### Supplied records
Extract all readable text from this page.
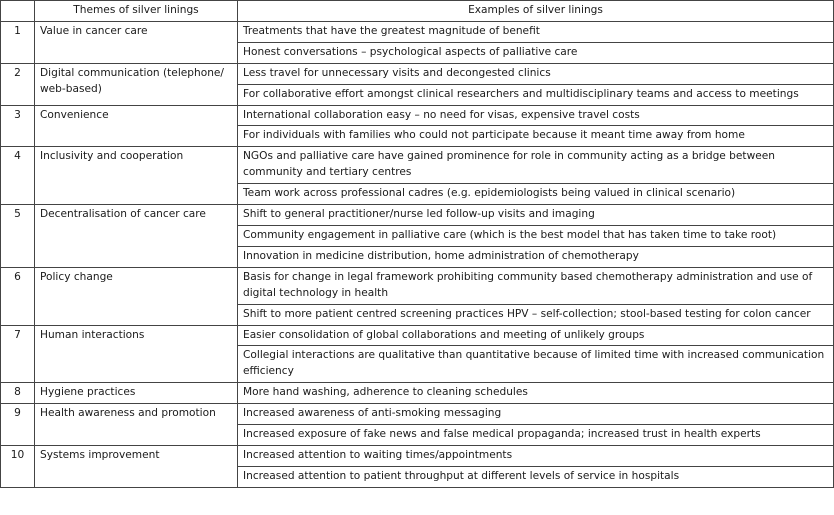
	Themes of silver linings	Examples of silver linings
1	Value in cancer care	Treatments that have the greatest magnitude of benefit
		Honest conversations – psychological aspects of palliative care
2	Digital communication (telephone/ web-based)	Less travel for unnecessary visits and decongested clinics
		For collaborative effort amongst clinical researchers and multidisciplinary teams and access to meetings
3	Convenience	International collaboration easy – no need for visas, expensive travel costs
		For individuals with families who could not participate because it meant time away from home
4	Inclusivity and cooperation	NGOs and palliative care have gained prominence for role in community acting as a bridge between community and tertiary centres
		Team work across professional cadres (e.g. epidemiologists being valued in clinical scenario)
5	Decentralisation of cancer care	Shift to general practitioner/nurse led follow-up visits and imaging
		Community engagement in palliative care (which is the best model that has taken time to take root)
		Innovation in medicine distribution, home administration of chemotherapy
6	Policy change	Basis for change in legal framework prohibiting community based chemotherapy administration and use of digital technology in health
		Shift to more patient centred screening practices HPV – self-collection; stool-based testing for colon cancer
7	Human interactions	Easier consolidation of global collaborations and meeting of unlikely groups
		Collegial interactions are qualitative than quantitative because of limited time with increased communication efficiency
8	Hygiene practices	More hand washing, adherence to cleaning schedules
9	Health awareness and promotion	Increased awareness of anti-smoking messaging
		Increased exposure of fake news and false medical propaganda; increased trust in health experts
10	Systems improvement	Increased attention to waiting times/appointments
		Increased attention to patient throughput at different levels of service in hospitals
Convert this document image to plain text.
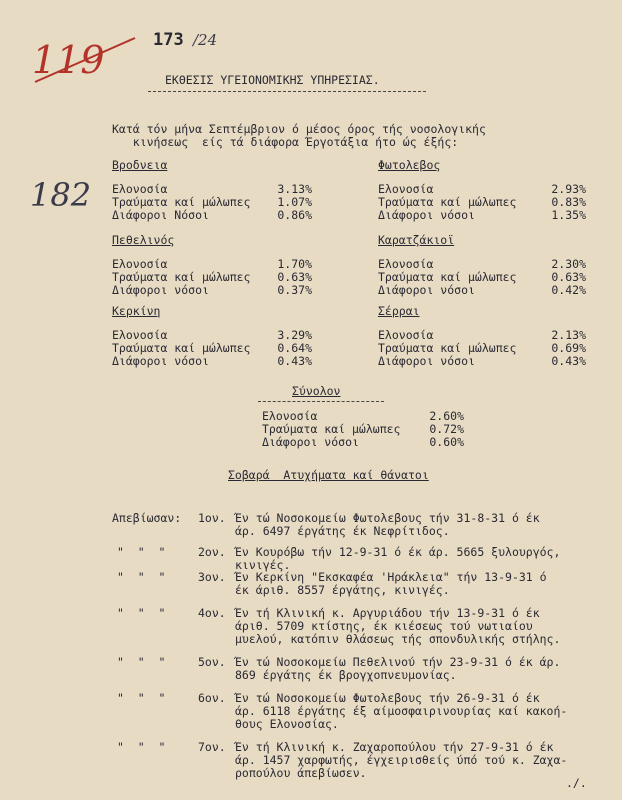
119	173 /24
182
ΕΚΘΕΣΙΣ ΥΓΕΙΟΝΟΜΙΚΗΣ ΥΠΗΡΕΣΙΑΣ.
Κατά τόν μήνα Σεπτέμβριον ό μέσος όρος τής νοσολογικής
κινήσεως  είς τά διάφορα Έργοτάξια ήτο ώς έξής:
Βροδνεια
Ελονοσία	3.13%
Τραύματα καί μώλωπες	1.07%
Διάφοροι Νόσοι	0.86%
Φωτολεβος
Ελονοσία	2.93%
Τραύματα καί μώλωπες	0.83%
Διάφοροι νόσοι	1.35%
Πεθελινός
Ελονοσία	1.70%
Τραύματα καί μώλωπες	0.63%
Διάφοροι νόσοι	0.37%
Καρατζάκιοϊ
Ελονοσία	2.30%
Τραύματα καί μώλωπες	0.63%
Διάφοροι νόσοι	0.42%
Κερκίνη
Ελονοσία	3.29%
Τραύματα καί μώλωπες	0.64%
Διάφοροι νόσοι	0.43%
Σέρραι
Ελονοσία	2.13%
Τραύματα καί μώλωπες	0.69%
Διάφοροι νόσοι	0.43%
Σύνολον
Ελονοσία	2.60%
Τραύματα καί μώλωπες	0.72%
Διάφοροι νόσοι	0.60%
Σοβαρά  Ατυχήματα καί θάνατοι
Απεβίωσαν: 1ον. Έν τώ Νοσοκομείω Φωτολεβους τήν 31-8-31 ό έκ
άρ. 6497 έργάτης έκ Νεφρίτιδος.
"  "  "	2ον. Έν Κουρόβω τήν 12-9-31 ό έκ άρ. 5665 ξυλουργός,
κινιγές.
"  "  "	3ον. Έν Κερκίνη "Εκσκαφέα 'Ηράκλεια" τήν 13-9-31 ό
έκ άριθ. 8557 έργάτης, κινιγές.
"  "  "	4ον. Έν τή Κλινική κ. Αργυριάδου τήν 13-9-31 ό έκ
άριθ. 5709 κτίστης, έκ κιέσεως τού νωτιαίου
μυελού, κατόπιν θλάσεως τής σπονδυλικής στήλης.
"  "  "	5ον. Έν τώ Νοσοκομείω Πεθελινού τήν 23-9-31 ό έκ άρ.
869 έργάτης έκ βρογχοπνευμονίας.
"  "  "	6ον. Έν τώ Νοσοκομείω Φωτολεβους τήν 26-9-31 ό έκ
άρ. 6118 έργάτης έξ αίμοσφαιρινουρίας καί κακοή-
θους Ελονοσίας.
"  "  "	7ον. Έν τή Κλινική κ. Ζαχαροπούλου τήν 27-9-31 ό έκ
άρ. 1457 χαρφωτής, έγχειρισθείς ύπό τού κ. Ζαχα-
ροπούλου άπεβίωσεν.
./.
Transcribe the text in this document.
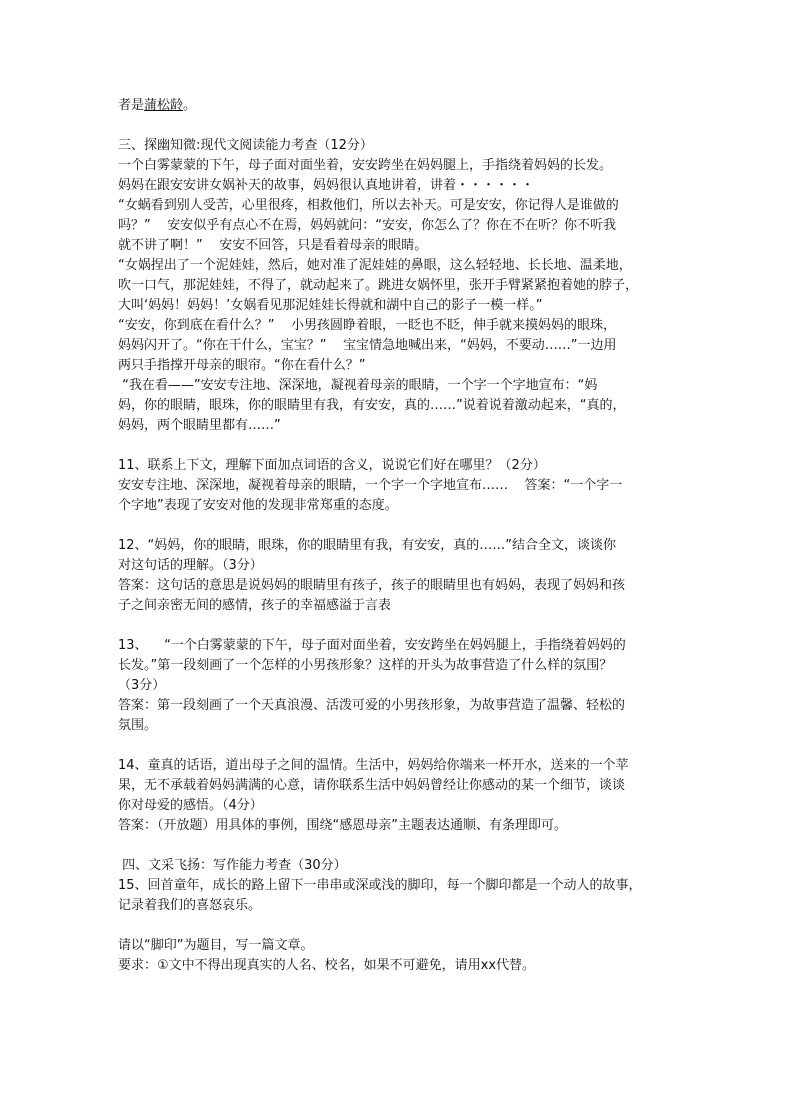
者是蒲松龄。

三、探幽知微:现代文阅读能力考查（12分）

一个白雾蒙蒙的下午，母子面对面坐着，安安跨坐在妈妈腿上，手指绕着妈妈的长发。

妈妈在跟安安讲女娲补天的故事，妈妈很认真地讲着，讲着・・・・・・

“女蜗看到别人受苦，心里很疼，相救他们，所以去补天。可是安安，你记得人是谁做的

吗？”    安安似乎有点心不在焉，妈妈就问：“安安，你怎么了？你在不在听？你不听我

就不讲了啊！”    安安不回答，只是看着母亲的眼睛。

“女娲捏出了一个泥娃娃，然后，她对准了泥娃娃的鼻眼，这么轻轻地、长长地、温柔地，

吹一口气，那泥娃娃，不得了，就动起来了。跳进女娲怀里，张开手臂紧紧抱着她的脖子，

大叫‘妈妈！妈妈！’女娲看见那泥娃娃长得就和湖中自己的影子一模一样。”

“安安，你到底在看什么？”    小男孩圆睁着眼，一眨也不眨，伸手就来摸妈妈的眼珠，

妈妈闪开了。“你在干什么，宝宝？”    宝宝情急地喊出来，“妈妈，不要动……”一边用

两只手指撑开母亲的眼帘。“你在看什么？”

“我在看——”安安专注地、深深地，凝视着母亲的眼睛，一个字一个字地宣布：“妈

妈，你的眼睛，眼珠，你的眼睛里有我，有安安，真的……”说着说着激动起来，“真的，

妈妈，两个眼睛里都有……”

11、联系上下文，理解下面加点词语的含义，说说它们好在哪里？（2分）

安安专注地、深深地，凝视着母亲的眼睛，一个字一个字地宣布……    答案：“一个字一

个字地”表现了安安对他的发现非常郑重的态度。

12、“妈妈，你的眼睛，眼珠，你的眼睛里有我，有安安，真的……”结合全文，谈谈你

对这句话的理解。（3分）

答案：这句话的意思是说妈妈的眼睛里有孩子，孩子的眼睛里也有妈妈，表现了妈妈和孩

子之间亲密无间的感情，孩子的幸福感溢于言表

13、    “一个白雾蒙蒙的下午，母子面对面坐着，安安跨坐在妈妈腿上，手指绕着妈妈的

长发。”第一段刻画了一个怎样的小男孩形象？这样的开头为故事营造了什么样的氛围？

（3分）

答案：第一段刻画了一个天真浪漫、活泼可爱的小男孩形象，为故事营造了温馨、轻松的

氛围。

14、童真的话语，道出母子之间的温情。生活中，妈妈给你端来一杯开水，送来的一个苹

果，无不承载着妈妈满满的心意，请你联系生活中妈妈曾经让你感动的某一个细节，谈谈

你对母爱的感悟。（4分）

答案：（开放题）用具体的事例，围绕“感恩母亲”主题表达通顺、有条理即可。

四、文采飞扬：写作能力考查（30分）

15、回首童年，成长的路上留下一串串或深或浅的脚印，每一个脚印都是一个动人的故事，

记录着我们的喜怒哀乐。

请以“脚印”为题目，写一篇文章。

要求：①文中不得出现真实的人名、校名，如果不可避免，请用xx代替。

### Instructions to follow
Print each of the records above exactly as written, leaving no picture in the copy.

### Reply to the task
Extract all readable text from this page.
	Themes of silver linings	Examples of silver linings
1	Value in cancer care	Treatments that have the greatest magnitude of benefit
		Honest conversations – psychological aspects of palliative care
2	Digital communication (telephone/ web-based)	Less travel for unnecessary visits and decongested clinics
		For collaborative effort amongst clinical researchers and multidisciplinary teams and access to meetings
3	Convenience	International collaboration easy – no need for visas, expensive travel costs
		For individuals with families who could not participate because it meant time away from home
4	Inclusivity and cooperation	NGOs and palliative care have gained prominence for role in community acting as a bridge between community and tertiary centres
		Team work across professional cadres (e.g. epidemiologists being valued in clinical scenario)
5	Decentralisation of cancer care	Shift to general practitioner/nurse led follow-up visits and imaging
		Community engagement in palliative care (which is the best model that has taken time to take root)
		Innovation in medicine distribution, home administration of chemotherapy
6	Policy change	Basis for change in legal framework prohibiting community based chemotherapy administration and use of digital technology in health
		Shift to more patient centred screening practices HPV – self-collection; stool-based testing for colon cancer
7	Human interactions	Easier consolidation of global collaborations and meeting of unlikely groups
		Collegial interactions are qualitative than quantitative because of limited time with increased communication efficiency
8	Hygiene practices	More hand washing, adherence to cleaning schedules
9	Health awareness and promotion	Increased awareness of anti-smoking messaging
		Increased exposure of fake news and false medical propaganda; increased trust in health experts
10	Systems improvement	Increased attention to waiting times/appointments
		Increased attention to patient throughput at different levels of service in hospitals
Convert this document image to plain text.
119	173 /24
182
ΕΚΘΕΣΙΣ ΥΓΕΙΟΝΟΜΙΚΗΣ ΥΠΗΡΕΣΙΑΣ.
Κατά τόν μήνα Σεπτέμβριον ό μέσος όρος τής νοσολογικής
κινήσεως  είς τά διάφορα Έργοτάξια ήτο ώς έξής:
Βροδνεια
Ελονοσία	3.13%
Τραύματα καί μώλωπες	1.07%
Διάφοροι Νόσοι	0.86%
Φωτολεβος
Ελονοσία	2.93%
Τραύματα καί μώλωπες	0.83%
Διάφοροι νόσοι	1.35%
Πεθελινός
Ελονοσία	1.70%
Τραύματα καί μώλωπες	0.63%
Διάφοροι νόσοι	0.37%
Καρατζάκιοϊ
Ελονοσία	2.30%
Τραύματα καί μώλωπες	0.63%
Διάφοροι νόσοι	0.42%
Κερκίνη
Ελονοσία	3.29%
Τραύματα καί μώλωπες	0.64%
Διάφοροι νόσοι	0.43%
Σέρραι
Ελονοσία	2.13%
Τραύματα καί μώλωπες	0.69%
Διάφοροι νόσοι	0.43%
Σύνολον
Ελονοσία	2.60%
Τραύματα καί μώλωπες	0.72%
Διάφοροι νόσοι	0.60%
Σοβαρά  Ατυχήματα καί θάνατοι
Απεβίωσαν: 1ον. Έν τώ Νοσοκομείω Φωτολεβους τήν 31-8-31 ό έκ
άρ. 6497 έργάτης έκ Νεφρίτιδος.
"  "  "	2ον. Έν Κουρόβω τήν 12-9-31 ό έκ άρ. 5665 ξυλουργός,
κινιγές.
"  "  "	3ον. Έν Κερκίνη "Εκσκαφέα 'Ηράκλεια" τήν 13-9-31 ό
έκ άριθ. 8557 έργάτης, κινιγές.
"  "  "	4ον. Έν τή Κλινική κ. Αργυριάδου τήν 13-9-31 ό έκ
άριθ. 5709 κτίστης, έκ κιέσεως τού νωτιαίου
μυελού, κατόπιν θλάσεως τής σπονδυλικής στήλης.
"  "  "	5ον. Έν τώ Νοσοκομείω Πεθελινού τήν 23-9-31 ό έκ άρ.
869 έργάτης έκ βρογχοπνευμονίας.
"  "  "	6ον. Έν τώ Νοσοκομείω Φωτολεβους τήν 26-9-31 ό έκ
άρ. 6118 έργάτης έξ αίμοσφαιρινουρίας καί κακοή-
θους Ελονοσίας.
"  "  "	7ον. Έν τή Κλινική κ. Ζαχαροπούλου τήν 27-9-31 ό έκ
άρ. 1457 χαρφωτής, έγχειρισθείς ύπό τού κ. Ζαχα-
ροπούλου άπεβίωσεν.
./.
Transcribe the text in this document.
者是蒲松龄。

三、探幽知微:现代文阅读能力考查（12分）

一个白雾蒙蒙的下午，母子面对面坐着，安安跨坐在妈妈腿上，手指绕着妈妈的长发。

妈妈在跟安安讲女娲补天的故事，妈妈很认真地讲着，讲着・・・・・・

“女蜗看到别人受苦，心里很疼，相救他们，所以去补天。可是安安，你记得人是谁做的

吗？”    安安似乎有点心不在焉，妈妈就问：“安安，你怎么了？你在不在听？你不听我

就不讲了啊！”    安安不回答，只是看着母亲的眼睛。

“女娲捏出了一个泥娃娃，然后，她对准了泥娃娃的鼻眼，这么轻轻地、长长地、温柔地，

吹一口气，那泥娃娃，不得了，就动起来了。跳进女娲怀里，张开手臂紧紧抱着她的脖子，

大叫‘妈妈！妈妈！’女娲看见那泥娃娃长得就和湖中自己的影子一模一样。”

“安安，你到底在看什么？”    小男孩圆睁着眼，一眨也不眨，伸手就来摸妈妈的眼珠，

妈妈闪开了。“你在干什么，宝宝？”    宝宝情急地喊出来，“妈妈，不要动……”一边用

两只手指撑开母亲的眼帘。“你在看什么？”

“我在看——”安安专注地、深深地，凝视着母亲的眼睛，一个字一个字地宣布：“妈

妈，你的眼睛，眼珠，你的眼睛里有我，有安安，真的……”说着说着激动起来，“真的，

妈妈，两个眼睛里都有……”

11、联系上下文，理解下面加点词语的含义，说说它们好在哪里？（2分）

安安专注地、深深地，凝视着母亲的眼睛，一个字一个字地宣布……    答案：“一个字一

个字地”表现了安安对他的发现非常郑重的态度。

12、“妈妈，你的眼睛，眼珠，你的眼睛里有我，有安安，真的……”结合全文，谈谈你

对这句话的理解。（3分）

答案：这句话的意思是说妈妈的眼睛里有孩子，孩子的眼睛里也有妈妈，表现了妈妈和孩

子之间亲密无间的感情，孩子的幸福感溢于言表

13、    “一个白雾蒙蒙的下午，母子面对面坐着，安安跨坐在妈妈腿上，手指绕着妈妈的

长发。”第一段刻画了一个怎样的小男孩形象？这样的开头为故事营造了什么样的氛围？

（3分）

答案：第一段刻画了一个天真浪漫、活泼可爱的小男孩形象，为故事营造了温馨、轻松的

氛围。

14、童真的话语，道出母子之间的温情。生活中，妈妈给你端来一杯开水，送来的一个苹

果，无不承载着妈妈满满的心意，请你联系生活中妈妈曾经让你感动的某一个细节，谈谈

你对母爱的感悟。（4分）

答案：（开放题）用具体的事例，围绕“感恩母亲”主题表达通顺、有条理即可。

四、文采飞扬：写作能力考查（30分）

15、回首童年，成长的路上留下一串串或深或浅的脚印，每一个脚印都是一个动人的故事，

记录着我们的喜怒哀乐。

请以“脚印”为题目，写一篇文章。

要求：①文中不得出现真实的人名、校名，如果不可避免，请用xx代替。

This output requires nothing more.